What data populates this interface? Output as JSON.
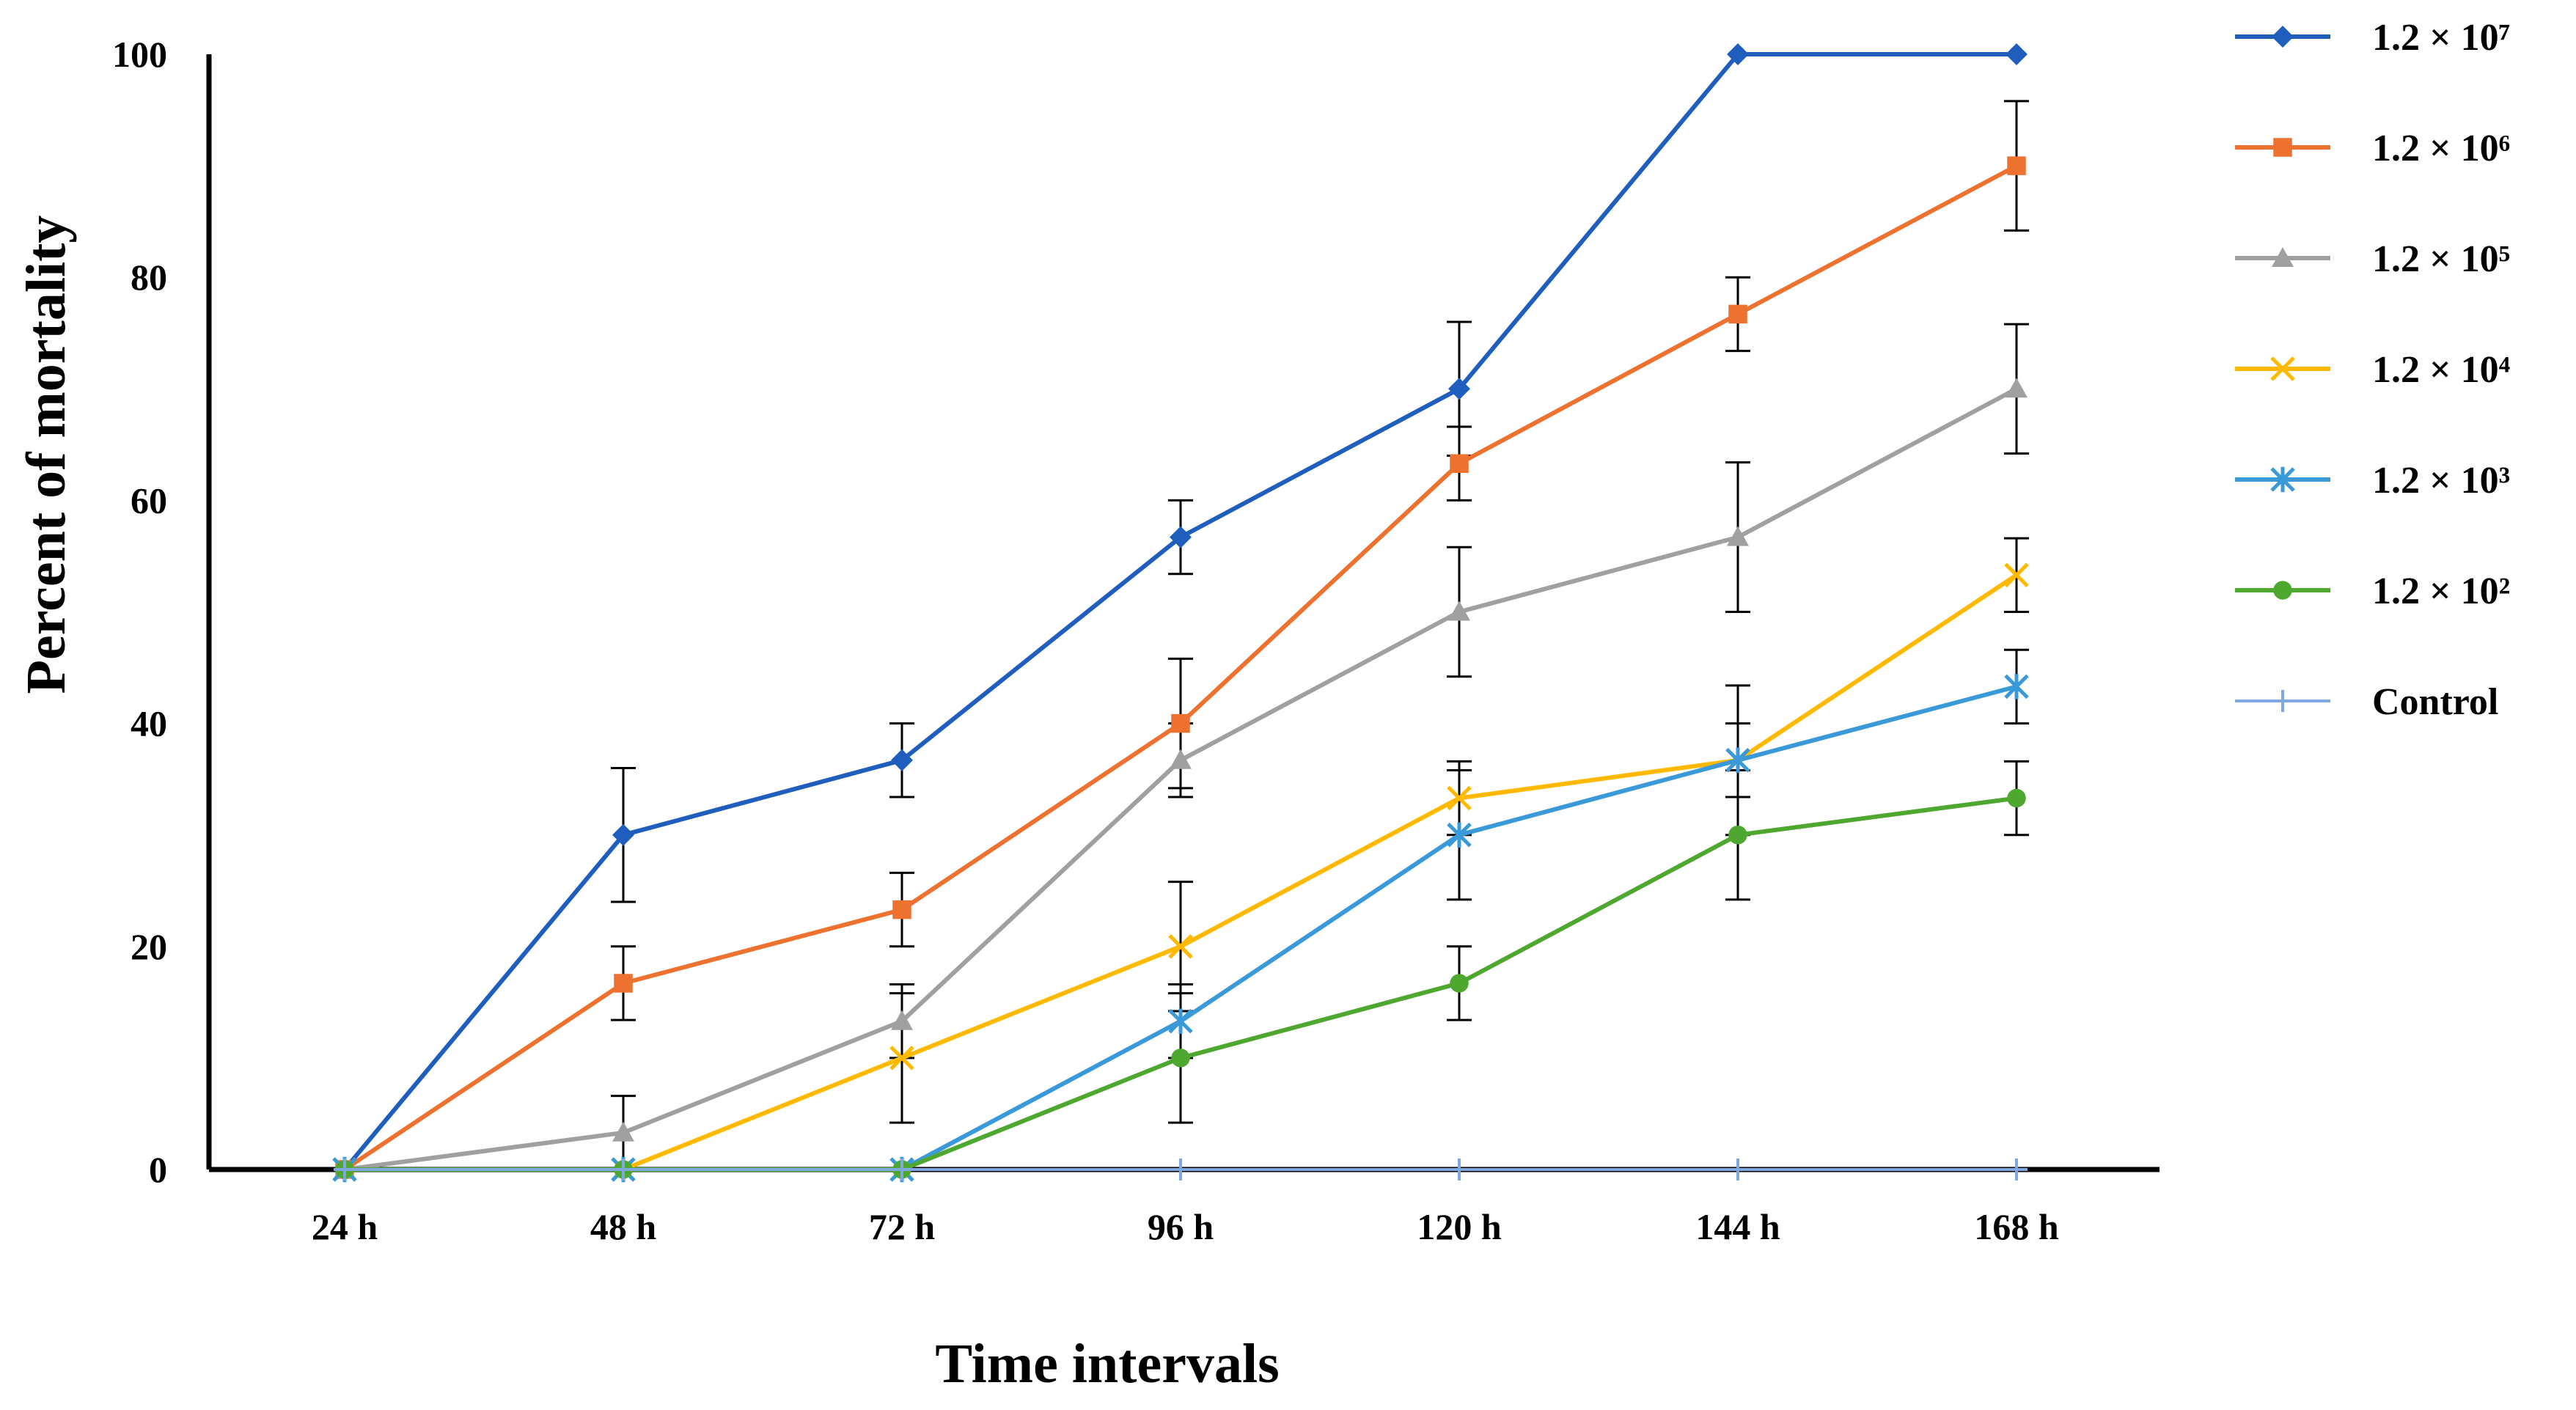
{
  "chart_data": {
    "type": "line",
    "title": "",
    "xlabel": "Time intervals",
    "ylabel": "Percent of mortality",
    "categories": [
      "24 h",
      "48 h",
      "72 h",
      "96 h",
      "120 h",
      "144 h",
      "168 h"
    ],
    "ylim": [
      0,
      100
    ],
    "yticks": [
      0,
      20,
      40,
      60,
      80,
      100
    ],
    "grid": false,
    "legend_position": "right",
    "error_bars": true,
    "series": [
      {
        "name": "1.2 × 10⁷",
        "color": "#1F5EBD",
        "marker": "diamond",
        "values": [
          0,
          30,
          36.7,
          56.7,
          70,
          100,
          100
        ],
        "errors": [
          0,
          6,
          3.3,
          3.3,
          6,
          0,
          0
        ]
      },
      {
        "name": "1.2 × 10⁶",
        "color": "#ED7230",
        "marker": "square",
        "values": [
          0,
          16.7,
          23.3,
          40,
          63.3,
          76.7,
          90
        ],
        "errors": [
          0,
          3.3,
          3.3,
          5.8,
          3.3,
          3.3,
          5.8
        ]
      },
      {
        "name": "1.2 × 10⁵",
        "color": "#A0A0A0",
        "marker": "triangle",
        "values": [
          0,
          3.3,
          13.3,
          36.7,
          50,
          56.7,
          70
        ],
        "errors": [
          0,
          3.3,
          3.3,
          3.3,
          5.8,
          6.7,
          5.8
        ]
      },
      {
        "name": "1.2 × 10⁴",
        "color": "#FFB900",
        "marker": "x",
        "values": [
          0,
          0,
          10,
          20,
          33.3,
          36.7,
          53.3
        ],
        "errors": [
          0,
          0,
          5.8,
          5.8,
          3.3,
          3.3,
          3.3
        ]
      },
      {
        "name": "1.2 × 10³",
        "color": "#3A9AD9",
        "marker": "star",
        "values": [
          0,
          0,
          0,
          13.3,
          30,
          36.7,
          43.3
        ],
        "errors": [
          0,
          0,
          0,
          3.3,
          5.8,
          6.7,
          3.3
        ]
      },
      {
        "name": "1.2 × 10²",
        "color": "#4EA72E",
        "marker": "circle",
        "values": [
          0,
          0,
          0,
          10,
          16.7,
          30,
          33.3
        ],
        "errors": [
          0,
          0,
          0,
          5.8,
          3.3,
          5.8,
          3.3
        ]
      },
      {
        "name": "Control",
        "color": "#7FA7E0",
        "marker": "plus",
        "values": [
          0,
          0,
          0,
          0,
          0,
          0,
          0
        ],
        "errors": [
          0,
          0,
          0,
          0,
          0,
          0,
          0
        ]
      }
    ]
  }
}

--------------------

* **Objective**
Locate the word "color" in the data above. Copy every line carrying it.

* **Task output**
        "color": "#1F5EBD",
        "color": "#ED7230",
        "color": "#A0A0A0",
        "color": "#FFB900",
        "color": "#3A9AD9",
        "color": "#4EA72E",
        "color": "#7FA7E0",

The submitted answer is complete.